## Extracted entries

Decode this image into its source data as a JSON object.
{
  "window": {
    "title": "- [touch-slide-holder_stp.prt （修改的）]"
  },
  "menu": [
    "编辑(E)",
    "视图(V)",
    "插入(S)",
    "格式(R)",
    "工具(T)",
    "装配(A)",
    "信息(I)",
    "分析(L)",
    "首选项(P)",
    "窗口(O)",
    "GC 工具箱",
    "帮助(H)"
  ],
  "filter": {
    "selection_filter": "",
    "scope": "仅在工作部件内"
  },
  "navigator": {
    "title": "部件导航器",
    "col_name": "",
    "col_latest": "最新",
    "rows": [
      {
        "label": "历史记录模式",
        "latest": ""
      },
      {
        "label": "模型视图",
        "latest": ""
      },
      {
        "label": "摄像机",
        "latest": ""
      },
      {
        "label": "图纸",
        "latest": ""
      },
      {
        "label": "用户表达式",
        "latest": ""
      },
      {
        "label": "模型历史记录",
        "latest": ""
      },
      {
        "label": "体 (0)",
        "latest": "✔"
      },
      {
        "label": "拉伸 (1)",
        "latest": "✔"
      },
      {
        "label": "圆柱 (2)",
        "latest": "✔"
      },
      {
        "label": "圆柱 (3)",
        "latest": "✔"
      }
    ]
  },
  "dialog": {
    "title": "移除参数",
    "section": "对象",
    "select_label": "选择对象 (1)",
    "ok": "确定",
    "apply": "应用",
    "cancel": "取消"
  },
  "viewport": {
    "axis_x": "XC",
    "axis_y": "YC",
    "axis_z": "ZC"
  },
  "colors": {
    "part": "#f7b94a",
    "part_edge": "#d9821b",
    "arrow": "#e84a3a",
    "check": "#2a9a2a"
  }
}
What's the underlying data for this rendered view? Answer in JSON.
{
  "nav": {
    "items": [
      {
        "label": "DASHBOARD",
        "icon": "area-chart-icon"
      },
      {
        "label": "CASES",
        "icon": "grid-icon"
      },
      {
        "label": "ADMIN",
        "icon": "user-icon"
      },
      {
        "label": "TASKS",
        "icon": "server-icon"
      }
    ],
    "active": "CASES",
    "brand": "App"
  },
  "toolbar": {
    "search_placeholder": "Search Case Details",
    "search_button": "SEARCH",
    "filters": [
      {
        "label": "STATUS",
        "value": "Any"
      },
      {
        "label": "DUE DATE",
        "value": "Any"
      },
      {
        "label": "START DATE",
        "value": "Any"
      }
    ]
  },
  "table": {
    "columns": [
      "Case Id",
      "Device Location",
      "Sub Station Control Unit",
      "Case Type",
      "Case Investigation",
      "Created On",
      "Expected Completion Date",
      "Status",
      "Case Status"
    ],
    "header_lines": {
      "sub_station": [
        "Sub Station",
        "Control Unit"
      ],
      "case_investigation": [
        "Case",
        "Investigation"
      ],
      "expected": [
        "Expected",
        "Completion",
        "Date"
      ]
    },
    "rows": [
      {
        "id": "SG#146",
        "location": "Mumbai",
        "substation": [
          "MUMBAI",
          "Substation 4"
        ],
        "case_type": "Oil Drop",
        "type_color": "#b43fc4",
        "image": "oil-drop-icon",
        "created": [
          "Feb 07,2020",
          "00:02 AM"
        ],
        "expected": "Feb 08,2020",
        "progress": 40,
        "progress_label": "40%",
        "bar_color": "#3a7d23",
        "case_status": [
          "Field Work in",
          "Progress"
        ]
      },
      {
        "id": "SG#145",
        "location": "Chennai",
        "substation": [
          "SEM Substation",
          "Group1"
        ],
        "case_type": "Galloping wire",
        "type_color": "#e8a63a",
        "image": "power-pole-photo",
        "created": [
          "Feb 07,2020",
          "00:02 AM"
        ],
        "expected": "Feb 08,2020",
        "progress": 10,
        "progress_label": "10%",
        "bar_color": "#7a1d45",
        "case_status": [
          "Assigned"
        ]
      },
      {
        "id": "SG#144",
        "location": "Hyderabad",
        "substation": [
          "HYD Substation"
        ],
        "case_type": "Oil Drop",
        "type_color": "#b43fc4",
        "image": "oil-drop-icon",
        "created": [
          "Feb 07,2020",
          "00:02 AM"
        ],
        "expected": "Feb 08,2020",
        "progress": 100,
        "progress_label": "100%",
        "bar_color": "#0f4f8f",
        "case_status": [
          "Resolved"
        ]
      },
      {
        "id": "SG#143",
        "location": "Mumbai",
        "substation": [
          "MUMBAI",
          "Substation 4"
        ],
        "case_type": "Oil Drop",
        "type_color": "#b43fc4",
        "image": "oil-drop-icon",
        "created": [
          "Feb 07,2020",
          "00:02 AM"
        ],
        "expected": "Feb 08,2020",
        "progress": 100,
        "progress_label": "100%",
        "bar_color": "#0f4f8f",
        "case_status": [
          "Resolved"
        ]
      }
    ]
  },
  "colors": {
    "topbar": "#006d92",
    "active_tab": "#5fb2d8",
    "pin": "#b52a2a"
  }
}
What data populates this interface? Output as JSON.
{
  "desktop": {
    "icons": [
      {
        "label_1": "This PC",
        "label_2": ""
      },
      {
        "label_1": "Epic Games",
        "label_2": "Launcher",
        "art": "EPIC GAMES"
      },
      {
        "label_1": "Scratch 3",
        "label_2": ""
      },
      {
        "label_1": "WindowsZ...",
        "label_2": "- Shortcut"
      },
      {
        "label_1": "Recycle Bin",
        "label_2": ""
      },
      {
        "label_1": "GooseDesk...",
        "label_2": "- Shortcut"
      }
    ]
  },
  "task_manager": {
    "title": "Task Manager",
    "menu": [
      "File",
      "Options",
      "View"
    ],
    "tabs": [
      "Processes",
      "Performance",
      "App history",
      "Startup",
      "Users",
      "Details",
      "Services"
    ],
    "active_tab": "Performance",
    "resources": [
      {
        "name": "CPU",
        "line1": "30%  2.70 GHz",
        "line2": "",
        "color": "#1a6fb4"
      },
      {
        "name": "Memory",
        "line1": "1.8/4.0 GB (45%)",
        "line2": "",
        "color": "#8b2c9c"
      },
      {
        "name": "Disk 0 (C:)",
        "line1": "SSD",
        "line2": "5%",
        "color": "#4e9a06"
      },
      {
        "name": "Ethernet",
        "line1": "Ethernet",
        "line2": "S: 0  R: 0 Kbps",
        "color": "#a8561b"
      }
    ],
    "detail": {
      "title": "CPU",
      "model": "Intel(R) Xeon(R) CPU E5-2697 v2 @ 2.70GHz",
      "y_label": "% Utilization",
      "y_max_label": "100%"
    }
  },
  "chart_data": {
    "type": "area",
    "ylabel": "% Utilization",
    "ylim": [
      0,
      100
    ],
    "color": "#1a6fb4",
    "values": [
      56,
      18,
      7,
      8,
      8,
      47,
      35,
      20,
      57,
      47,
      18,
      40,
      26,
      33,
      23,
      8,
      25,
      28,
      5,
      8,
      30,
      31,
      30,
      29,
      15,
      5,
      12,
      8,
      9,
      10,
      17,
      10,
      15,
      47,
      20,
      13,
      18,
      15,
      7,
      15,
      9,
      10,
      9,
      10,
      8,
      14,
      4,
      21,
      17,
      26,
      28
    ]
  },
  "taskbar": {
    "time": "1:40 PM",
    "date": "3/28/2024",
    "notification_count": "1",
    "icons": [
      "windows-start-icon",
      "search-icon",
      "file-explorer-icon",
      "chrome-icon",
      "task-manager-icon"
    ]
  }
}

## Stated problem
Write out every record shown above, word for word.

## Task response
Decode this image into its source data as a JSON object.
{
  "window": {
    "title": "- [touch-slide-holder_stp.prt （修改的）]"
  },
  "menu": [
    "编辑(E)",
    "视图(V)",
    "插入(S)",
    "格式(R)",
    "工具(T)",
    "装配(A)",
    "信息(I)",
    "分析(L)",
    "首选项(P)",
    "窗口(O)",
    "GC 工具箱",
    "帮助(H)"
  ],
  "filter": {
    "selection_filter": "",
    "scope": "仅在工作部件内"
  },
  "navigator": {
    "title": "部件导航器",
    "col_name": "",
    "col_latest": "最新",
    "rows": [
      {
        "label": "历史记录模式",
        "latest": ""
      },
      {
        "label": "模型视图",
        "latest": ""
      },
      {
        "label": "摄像机",
        "latest": ""
      },
      {
        "label": "图纸",
        "latest": ""
      },
      {
        "label": "用户表达式",
        "latest": ""
      },
      {
        "label": "模型历史记录",
        "latest": ""
      },
      {
        "label": "体 (0)",
        "latest": "✔"
      },
      {
        "label": "拉伸 (1)",
        "latest": "✔"
      },
      {
        "label": "圆柱 (2)",
        "latest": "✔"
      },
      {
        "label": "圆柱 (3)",
        "latest": "✔"
      }
    ]
  },
  "dialog": {
    "title": "移除参数",
    "section": "对象",
    "select_label": "选择对象 (1)",
    "ok": "确定",
    "apply": "应用",
    "cancel": "取消"
  },
  "viewport": {
    "axis_x": "XC",
    "axis_y": "YC",
    "axis_z": "ZC"
  },
  "colors": {
    "part": "#f7b94a",
    "part_edge": "#d9821b",
    "arrow": "#e84a3a",
    "check": "#2a9a2a"
  }
}
What's the underlying data for this rendered view? Answer in JSON.
{
  "nav": {
    "items": [
      {
        "label": "DASHBOARD",
        "icon": "area-chart-icon"
      },
      {
        "label": "CASES",
        "icon": "grid-icon"
      },
      {
        "label": "ADMIN",
        "icon": "user-icon"
      },
      {
        "label": "TASKS",
        "icon": "server-icon"
      }
    ],
    "active": "CASES",
    "brand": "App"
  },
  "toolbar": {
    "search_placeholder": "Search Case Details",
    "search_button": "SEARCH",
    "filters": [
      {
        "label": "STATUS",
        "value": "Any"
      },
      {
        "label": "DUE DATE",
        "value": "Any"
      },
      {
        "label": "START DATE",
        "value": "Any"
      }
    ]
  },
  "table": {
    "columns": [
      "Case Id",
      "Device Location",
      "Sub Station Control Unit",
      "Case Type",
      "Case Investigation",
      "Created On",
      "Expected Completion Date",
      "Status",
      "Case Status"
    ],
    "header_lines": {
      "sub_station": [
        "Sub Station",
        "Control Unit"
      ],
      "case_investigation": [
        "Case",
        "Investigation"
      ],
      "expected": [
        "Expected",
        "Completion",
        "Date"
      ]
    },
    "rows": [
      {
        "id": "SG#146",
        "location": "Mumbai",
        "substation": [
          "MUMBAI",
          "Substation 4"
        ],
        "case_type": "Oil Drop",
        "type_color": "#b43fc4",
        "image": "oil-drop-icon",
        "created": [
          "Feb 07,2020",
          "00:02 AM"
        ],
        "expected": "Feb 08,2020",
        "progress": 40,
        "progress_label": "40%",
        "bar_color": "#3a7d23",
        "case_status": [
          "Field Work in",
          "Progress"
        ]
      },
      {
        "id": "SG#145",
        "location": "Chennai",
        "substation": [
          "SEM Substation",
          "Group1"
        ],
        "case_type": "Galloping wire",
        "type_color": "#e8a63a",
        "image": "power-pole-photo",
        "created": [
          "Feb 07,2020",
          "00:02 AM"
        ],
        "expected": "Feb 08,2020",
        "progress": 10,
        "progress_label": "10%",
        "bar_color": "#7a1d45",
        "case_status": [
          "Assigned"
        ]
      },
      {
        "id": "SG#144",
        "location": "Hyderabad",
        "substation": [
          "HYD Substation"
        ],
        "case_type": "Oil Drop",
        "type_color": "#b43fc4",
        "image": "oil-drop-icon",
        "created": [
          "Feb 07,2020",
          "00:02 AM"
        ],
        "expected": "Feb 08,2020",
        "progress": 100,
        "progress_label": "100%",
        "bar_color": "#0f4f8f",
        "case_status": [
          "Resolved"
        ]
      },
      {
        "id": "SG#143",
        "location": "Mumbai",
        "substation": [
          "MUMBAI",
          "Substation 4"
        ],
        "case_type": "Oil Drop",
        "type_color": "#b43fc4",
        "image": "oil-drop-icon",
        "created": [
          "Feb 07,2020",
          "00:02 AM"
        ],
        "expected": "Feb 08,2020",
        "progress": 100,
        "progress_label": "100%",
        "bar_color": "#0f4f8f",
        "case_status": [
          "Resolved"
        ]
      }
    ]
  },
  "colors": {
    "topbar": "#006d92",
    "active_tab": "#5fb2d8",
    "pin": "#b52a2a"
  }
}
What data populates this interface? Output as JSON.
{
  "desktop": {
    "icons": [
      {
        "label_1": "This PC",
        "label_2": ""
      },
      {
        "label_1": "Epic Games",
        "label_2": "Launcher",
        "art": "EPIC GAMES"
      },
      {
        "label_1": "Scratch 3",
        "label_2": ""
      },
      {
        "label_1": "WindowsZ...",
        "label_2": "- Shortcut"
      },
      {
        "label_1": "Recycle Bin",
        "label_2": ""
      },
      {
        "label_1": "GooseDesk...",
        "label_2": "- Shortcut"
      }
    ]
  },
  "task_manager": {
    "title": "Task Manager",
    "menu": [
      "File",
      "Options",
      "View"
    ],
    "tabs": [
      "Processes",
      "Performance",
      "App history",
      "Startup",
      "Users",
      "Details",
      "Services"
    ],
    "active_tab": "Performance",
    "resources": [
      {
        "name": "CPU",
        "line1": "30%  2.70 GHz",
        "line2": "",
        "color": "#1a6fb4"
      },
      {
        "name": "Memory",
        "line1": "1.8/4.0 GB (45%)",
        "line2": "",
        "color": "#8b2c9c"
      },
      {
        "name": "Disk 0 (C:)",
        "line1": "SSD",
        "line2": "5%",
        "color": "#4e9a06"
      },
      {
        "name": "Ethernet",
        "line1": "Ethernet",
        "line2": "S: 0  R: 0 Kbps",
        "color": "#a8561b"
      }
    ],
    "detail": {
      "title": "CPU",
      "model": "Intel(R) Xeon(R) CPU E5-2697 v2 @ 2.70GHz",
      "y_label": "% Utilization",
      "y_max_label": "100%"
    }
  },
  "chart_data": {
    "type": "area",
    "ylabel": "% Utilization",
    "ylim": [
      0,
      100
    ],
    "color": "#1a6fb4",
    "values": [
      56,
      18,
      7,
      8,
      8,
      47,
      35,
      20,
      57,
      47,
      18,
      40,
      26,
      33,
      23,
      8,
      25,
      28,
      5,
      8,
      30,
      31,
      30,
      29,
      15,
      5,
      12,
      8,
      9,
      10,
      17,
      10,
      15,
      47,
      20,
      13,
      18,
      15,
      7,
      15,
      9,
      10,
      9,
      10,
      8,
      14,
      4,
      21,
      17,
      26,
      28
    ]
  },
  "taskbar": {
    "time": "1:40 PM",
    "date": "3/28/2024",
    "notification_count": "1",
    "icons": [
      "windows-start-icon",
      "search-icon",
      "file-explorer-icon",
      "chrome-icon",
      "task-manager-icon"
    ]
  }
}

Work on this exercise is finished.